To do:
Render the listing as a JSON list of strings, one string per line and no blank lines. Start with its first line and go on through the line containing "178, 591, 193]".

-------- Records to process --------

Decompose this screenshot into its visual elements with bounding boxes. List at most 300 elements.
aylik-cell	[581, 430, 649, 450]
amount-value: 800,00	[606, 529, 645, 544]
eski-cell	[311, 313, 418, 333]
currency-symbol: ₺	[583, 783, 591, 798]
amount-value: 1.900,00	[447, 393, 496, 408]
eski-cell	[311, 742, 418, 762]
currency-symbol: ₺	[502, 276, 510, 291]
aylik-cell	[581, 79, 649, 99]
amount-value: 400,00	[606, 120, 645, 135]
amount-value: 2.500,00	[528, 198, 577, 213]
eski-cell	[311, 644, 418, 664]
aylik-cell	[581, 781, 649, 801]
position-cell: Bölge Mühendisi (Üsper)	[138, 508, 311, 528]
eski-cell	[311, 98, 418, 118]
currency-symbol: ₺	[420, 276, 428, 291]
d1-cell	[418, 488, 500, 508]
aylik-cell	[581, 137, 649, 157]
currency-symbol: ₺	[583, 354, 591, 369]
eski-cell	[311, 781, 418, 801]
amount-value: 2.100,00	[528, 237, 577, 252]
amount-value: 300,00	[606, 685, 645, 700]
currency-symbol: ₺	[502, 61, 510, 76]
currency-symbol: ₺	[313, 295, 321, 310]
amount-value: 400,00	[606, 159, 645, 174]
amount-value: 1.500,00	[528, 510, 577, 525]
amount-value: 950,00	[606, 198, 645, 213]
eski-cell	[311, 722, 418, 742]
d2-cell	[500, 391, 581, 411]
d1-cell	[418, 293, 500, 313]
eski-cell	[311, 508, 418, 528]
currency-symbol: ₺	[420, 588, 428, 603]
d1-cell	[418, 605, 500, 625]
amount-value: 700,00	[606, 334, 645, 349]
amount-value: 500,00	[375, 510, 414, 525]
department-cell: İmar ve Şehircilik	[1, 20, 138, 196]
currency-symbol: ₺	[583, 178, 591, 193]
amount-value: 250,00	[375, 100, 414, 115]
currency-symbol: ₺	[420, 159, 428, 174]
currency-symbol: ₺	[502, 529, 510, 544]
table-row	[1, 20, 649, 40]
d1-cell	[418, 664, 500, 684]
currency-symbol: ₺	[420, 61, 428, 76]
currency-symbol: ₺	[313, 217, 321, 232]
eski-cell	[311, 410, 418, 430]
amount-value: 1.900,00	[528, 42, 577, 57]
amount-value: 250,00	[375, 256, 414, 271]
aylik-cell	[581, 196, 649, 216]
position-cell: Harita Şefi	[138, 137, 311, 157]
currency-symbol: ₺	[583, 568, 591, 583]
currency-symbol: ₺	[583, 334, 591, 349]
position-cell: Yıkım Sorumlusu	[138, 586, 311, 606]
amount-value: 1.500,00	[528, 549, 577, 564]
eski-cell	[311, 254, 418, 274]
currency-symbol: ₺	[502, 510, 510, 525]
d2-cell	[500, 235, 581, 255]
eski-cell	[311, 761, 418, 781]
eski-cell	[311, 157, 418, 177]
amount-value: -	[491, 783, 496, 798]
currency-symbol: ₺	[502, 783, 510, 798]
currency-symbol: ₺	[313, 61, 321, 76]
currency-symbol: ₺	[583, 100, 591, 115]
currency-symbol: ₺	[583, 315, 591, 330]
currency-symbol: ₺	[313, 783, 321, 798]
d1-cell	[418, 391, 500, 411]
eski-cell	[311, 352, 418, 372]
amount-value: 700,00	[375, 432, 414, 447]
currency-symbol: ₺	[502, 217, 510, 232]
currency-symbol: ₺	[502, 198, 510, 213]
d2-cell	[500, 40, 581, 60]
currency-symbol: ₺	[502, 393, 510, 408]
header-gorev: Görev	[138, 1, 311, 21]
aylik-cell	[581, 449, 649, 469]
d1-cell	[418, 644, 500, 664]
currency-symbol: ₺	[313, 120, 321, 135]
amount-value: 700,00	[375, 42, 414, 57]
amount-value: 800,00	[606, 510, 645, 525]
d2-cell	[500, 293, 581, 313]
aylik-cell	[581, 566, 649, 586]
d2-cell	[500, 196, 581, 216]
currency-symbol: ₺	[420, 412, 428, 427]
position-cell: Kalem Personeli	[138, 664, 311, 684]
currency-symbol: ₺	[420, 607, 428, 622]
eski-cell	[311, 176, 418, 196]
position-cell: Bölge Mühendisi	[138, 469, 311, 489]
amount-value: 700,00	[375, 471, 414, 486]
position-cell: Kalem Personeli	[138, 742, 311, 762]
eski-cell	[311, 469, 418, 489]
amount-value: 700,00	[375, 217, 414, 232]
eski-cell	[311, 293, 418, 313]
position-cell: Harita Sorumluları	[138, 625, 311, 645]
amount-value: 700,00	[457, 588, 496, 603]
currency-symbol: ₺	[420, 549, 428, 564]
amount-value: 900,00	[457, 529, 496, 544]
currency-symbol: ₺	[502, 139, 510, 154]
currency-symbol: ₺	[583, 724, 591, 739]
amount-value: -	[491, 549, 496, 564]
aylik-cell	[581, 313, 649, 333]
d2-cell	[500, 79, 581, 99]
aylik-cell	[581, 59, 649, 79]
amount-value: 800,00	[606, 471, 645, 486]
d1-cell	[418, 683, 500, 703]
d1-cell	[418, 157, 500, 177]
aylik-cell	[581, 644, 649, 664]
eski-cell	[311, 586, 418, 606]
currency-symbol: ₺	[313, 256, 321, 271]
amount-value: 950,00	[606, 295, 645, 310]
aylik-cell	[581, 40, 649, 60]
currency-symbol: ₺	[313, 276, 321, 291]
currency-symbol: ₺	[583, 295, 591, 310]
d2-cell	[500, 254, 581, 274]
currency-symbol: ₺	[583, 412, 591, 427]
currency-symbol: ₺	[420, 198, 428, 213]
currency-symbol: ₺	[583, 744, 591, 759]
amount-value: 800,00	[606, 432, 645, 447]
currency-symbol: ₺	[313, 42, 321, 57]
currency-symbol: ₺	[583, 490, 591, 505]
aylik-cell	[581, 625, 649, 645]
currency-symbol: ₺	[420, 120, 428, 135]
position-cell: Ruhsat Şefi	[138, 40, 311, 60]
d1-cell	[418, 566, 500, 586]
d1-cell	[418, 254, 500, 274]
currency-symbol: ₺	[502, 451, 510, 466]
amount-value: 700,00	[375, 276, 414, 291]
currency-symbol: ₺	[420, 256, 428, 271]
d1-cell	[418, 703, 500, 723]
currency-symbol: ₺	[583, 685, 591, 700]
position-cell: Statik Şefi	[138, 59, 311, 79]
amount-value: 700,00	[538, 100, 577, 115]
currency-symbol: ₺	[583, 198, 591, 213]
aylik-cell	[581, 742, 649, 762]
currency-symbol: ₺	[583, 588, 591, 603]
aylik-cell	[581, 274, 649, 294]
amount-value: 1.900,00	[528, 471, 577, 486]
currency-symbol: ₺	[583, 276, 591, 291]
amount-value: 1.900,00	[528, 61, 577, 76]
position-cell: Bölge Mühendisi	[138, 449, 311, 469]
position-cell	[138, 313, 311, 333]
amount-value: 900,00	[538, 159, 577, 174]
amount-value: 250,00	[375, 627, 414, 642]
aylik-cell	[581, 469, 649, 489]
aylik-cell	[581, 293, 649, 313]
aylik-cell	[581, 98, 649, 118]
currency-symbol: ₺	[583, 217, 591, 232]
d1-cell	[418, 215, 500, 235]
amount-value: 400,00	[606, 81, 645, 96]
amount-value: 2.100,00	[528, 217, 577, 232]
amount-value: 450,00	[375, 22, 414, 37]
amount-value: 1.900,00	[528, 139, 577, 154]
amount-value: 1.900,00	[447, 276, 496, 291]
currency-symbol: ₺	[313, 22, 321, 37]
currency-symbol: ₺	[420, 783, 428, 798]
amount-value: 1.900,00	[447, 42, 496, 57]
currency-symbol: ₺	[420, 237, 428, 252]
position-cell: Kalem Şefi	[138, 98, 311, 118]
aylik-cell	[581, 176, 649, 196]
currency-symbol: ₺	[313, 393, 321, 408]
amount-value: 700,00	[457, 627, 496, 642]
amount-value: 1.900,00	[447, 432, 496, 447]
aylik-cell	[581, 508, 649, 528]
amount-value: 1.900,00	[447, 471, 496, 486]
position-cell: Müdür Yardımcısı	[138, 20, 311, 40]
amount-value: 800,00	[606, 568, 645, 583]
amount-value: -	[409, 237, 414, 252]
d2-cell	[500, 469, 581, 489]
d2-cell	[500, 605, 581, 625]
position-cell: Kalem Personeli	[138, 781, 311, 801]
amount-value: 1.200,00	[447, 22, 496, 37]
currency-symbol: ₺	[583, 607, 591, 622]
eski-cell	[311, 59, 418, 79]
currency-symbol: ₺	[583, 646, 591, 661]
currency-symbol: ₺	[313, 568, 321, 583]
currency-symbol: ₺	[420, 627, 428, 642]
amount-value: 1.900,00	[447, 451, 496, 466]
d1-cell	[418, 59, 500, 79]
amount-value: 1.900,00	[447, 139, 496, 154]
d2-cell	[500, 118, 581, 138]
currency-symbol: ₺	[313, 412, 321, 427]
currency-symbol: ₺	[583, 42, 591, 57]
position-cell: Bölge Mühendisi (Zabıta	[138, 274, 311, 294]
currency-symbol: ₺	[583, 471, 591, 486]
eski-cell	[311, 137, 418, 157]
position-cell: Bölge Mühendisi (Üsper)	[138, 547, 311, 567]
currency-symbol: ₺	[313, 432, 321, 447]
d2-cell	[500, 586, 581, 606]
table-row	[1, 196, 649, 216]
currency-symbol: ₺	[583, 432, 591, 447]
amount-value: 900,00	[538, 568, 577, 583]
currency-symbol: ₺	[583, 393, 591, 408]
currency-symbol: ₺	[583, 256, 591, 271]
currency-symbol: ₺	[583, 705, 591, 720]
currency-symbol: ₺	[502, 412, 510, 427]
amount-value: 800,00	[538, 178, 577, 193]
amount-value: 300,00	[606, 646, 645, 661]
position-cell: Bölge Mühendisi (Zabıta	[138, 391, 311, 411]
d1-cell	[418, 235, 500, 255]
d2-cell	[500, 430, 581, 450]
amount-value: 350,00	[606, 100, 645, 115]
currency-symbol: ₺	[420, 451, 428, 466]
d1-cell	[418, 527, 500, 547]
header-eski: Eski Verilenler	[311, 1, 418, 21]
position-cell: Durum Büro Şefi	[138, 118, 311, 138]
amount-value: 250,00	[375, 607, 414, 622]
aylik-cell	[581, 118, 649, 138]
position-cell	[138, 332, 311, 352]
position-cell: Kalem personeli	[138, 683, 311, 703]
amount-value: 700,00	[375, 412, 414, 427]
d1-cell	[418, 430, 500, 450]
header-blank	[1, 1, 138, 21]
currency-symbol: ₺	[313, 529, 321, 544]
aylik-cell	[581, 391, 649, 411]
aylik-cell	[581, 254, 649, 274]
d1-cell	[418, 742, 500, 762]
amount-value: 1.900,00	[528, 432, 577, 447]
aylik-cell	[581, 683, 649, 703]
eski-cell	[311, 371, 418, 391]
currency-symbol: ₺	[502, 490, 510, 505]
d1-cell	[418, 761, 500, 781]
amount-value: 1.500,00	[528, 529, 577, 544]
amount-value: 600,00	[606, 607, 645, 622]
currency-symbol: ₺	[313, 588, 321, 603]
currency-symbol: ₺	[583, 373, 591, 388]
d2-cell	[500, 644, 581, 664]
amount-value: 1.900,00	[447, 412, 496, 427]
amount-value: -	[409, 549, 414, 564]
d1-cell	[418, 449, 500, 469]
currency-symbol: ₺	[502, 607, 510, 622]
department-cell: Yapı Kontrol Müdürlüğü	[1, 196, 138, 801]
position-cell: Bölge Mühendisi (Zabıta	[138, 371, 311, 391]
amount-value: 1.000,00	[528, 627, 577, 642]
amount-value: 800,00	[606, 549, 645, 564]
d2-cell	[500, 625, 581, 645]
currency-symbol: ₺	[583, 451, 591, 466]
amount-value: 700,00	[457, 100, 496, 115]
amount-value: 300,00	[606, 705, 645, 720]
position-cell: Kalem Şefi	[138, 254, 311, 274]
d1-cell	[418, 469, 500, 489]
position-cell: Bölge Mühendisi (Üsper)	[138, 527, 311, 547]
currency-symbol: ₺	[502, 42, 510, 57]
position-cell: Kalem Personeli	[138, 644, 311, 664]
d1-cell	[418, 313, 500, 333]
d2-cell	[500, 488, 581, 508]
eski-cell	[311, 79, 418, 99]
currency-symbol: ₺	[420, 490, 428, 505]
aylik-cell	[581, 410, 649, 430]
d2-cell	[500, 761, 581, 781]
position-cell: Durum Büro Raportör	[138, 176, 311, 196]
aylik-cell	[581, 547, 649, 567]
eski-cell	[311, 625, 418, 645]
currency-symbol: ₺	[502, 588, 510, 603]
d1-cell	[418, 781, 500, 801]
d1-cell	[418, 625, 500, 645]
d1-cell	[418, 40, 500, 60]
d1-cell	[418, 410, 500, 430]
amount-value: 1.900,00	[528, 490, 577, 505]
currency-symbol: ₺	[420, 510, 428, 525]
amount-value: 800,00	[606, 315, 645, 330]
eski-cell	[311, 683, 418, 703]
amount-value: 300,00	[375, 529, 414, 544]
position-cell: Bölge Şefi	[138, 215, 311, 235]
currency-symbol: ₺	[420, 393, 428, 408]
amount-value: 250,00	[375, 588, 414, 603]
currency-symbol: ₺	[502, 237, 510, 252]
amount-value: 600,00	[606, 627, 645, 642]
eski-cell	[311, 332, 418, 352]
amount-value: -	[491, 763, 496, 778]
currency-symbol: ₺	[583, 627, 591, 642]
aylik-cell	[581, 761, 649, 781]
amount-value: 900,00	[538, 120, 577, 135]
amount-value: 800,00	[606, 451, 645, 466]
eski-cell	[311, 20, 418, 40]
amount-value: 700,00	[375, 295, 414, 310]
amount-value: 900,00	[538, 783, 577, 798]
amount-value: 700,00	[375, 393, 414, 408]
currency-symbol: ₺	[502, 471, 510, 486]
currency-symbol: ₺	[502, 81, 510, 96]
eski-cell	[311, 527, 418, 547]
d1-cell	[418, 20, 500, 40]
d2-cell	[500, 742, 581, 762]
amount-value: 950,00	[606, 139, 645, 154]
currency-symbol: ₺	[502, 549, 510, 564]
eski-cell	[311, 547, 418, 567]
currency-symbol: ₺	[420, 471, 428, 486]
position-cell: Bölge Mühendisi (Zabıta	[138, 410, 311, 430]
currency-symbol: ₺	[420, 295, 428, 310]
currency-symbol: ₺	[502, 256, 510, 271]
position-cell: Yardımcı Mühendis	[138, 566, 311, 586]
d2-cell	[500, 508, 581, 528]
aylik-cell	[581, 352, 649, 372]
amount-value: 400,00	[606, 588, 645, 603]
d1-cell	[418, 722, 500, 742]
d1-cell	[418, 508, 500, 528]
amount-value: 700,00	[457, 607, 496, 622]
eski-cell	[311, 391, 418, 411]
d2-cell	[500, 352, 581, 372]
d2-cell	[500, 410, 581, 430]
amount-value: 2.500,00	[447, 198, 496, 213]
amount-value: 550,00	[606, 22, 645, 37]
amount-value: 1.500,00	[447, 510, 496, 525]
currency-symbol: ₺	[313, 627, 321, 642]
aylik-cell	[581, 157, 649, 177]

--------

Finished answer:
[
  "Decompose this screenshot into its visual elements with bounding boxes. List at most 300 elements.",
  "aylik-cell\t[581, 430, 649, 450]",
  "amount-value: 800,00\t[606, 529, 645, 544]",
  "eski-cell\t[311, 313, 418, 333]",
  "currency-symbol: ₺\t[583, 783, 591, 798]",
  "amount-value: 1.900,00\t[447, 393, 496, 408]",
  "eski-cell\t[311, 742, 418, 762]",
  "currency-symbol: ₺\t[502, 276, 510, 291]",
  "aylik-cell\t[581, 79, 649, 99]",
  "amount-value: 400,00\t[606, 120, 645, 135]",
  "amount-value: 2.500,00\t[528, 198, 577, 213]",
  "eski-cell\t[311, 644, 418, 664]",
  "aylik-cell\t[581, 781, 649, 801]",
  "position-cell: Bölge Mühendisi (Üsper)\t[138, 508, 311, 528]",
  "eski-cell\t[311, 98, 418, 118]",
  "currency-symbol: ₺\t[420, 276, 428, 291]",
  "d1-cell\t[418, 488, 500, 508]",
  "aylik-cell\t[581, 137, 649, 157]",
  "currency-symbol: ₺\t[583, 354, 591, 369]",
  "eski-cell\t[311, 781, 418, 801]",
  "amount-value: 2.100,00\t[528, 237, 577, 252]",
  "amount-value: 300,00\t[606, 685, 645, 700]",
  "currency-symbol: ₺\t[502, 61, 510, 76]",
  "currency-symbol: ₺\t[313, 295, 321, 310]",
  "amount-value: 400,00\t[606, 159, 645, 174]",
  "amount-value: 1.500,00\t[528, 510, 577, 525]",
  "amount-value: 950,00\t[606, 198, 645, 213]",
  "eski-cell\t[311, 722, 418, 742]",
  "d2-cell\t[500, 391, 581, 411]",
  "d1-cell\t[418, 293, 500, 313]",
  "eski-cell\t[311, 508, 418, 528]",
  "currency-symbol: ₺\t[420, 588, 428, 603]",
  "d1-cell\t[418, 605, 500, 625]",
  "amount-value: 700,00\t[606, 334, 645, 349]",
  "amount-value: 500,00\t[375, 510, 414, 525]",
  "department-cell: İmar ve Şehircilik\t[1, 20, 138, 196]",
  "currency-symbol: ₺\t[583, 178, 591, 193]"
]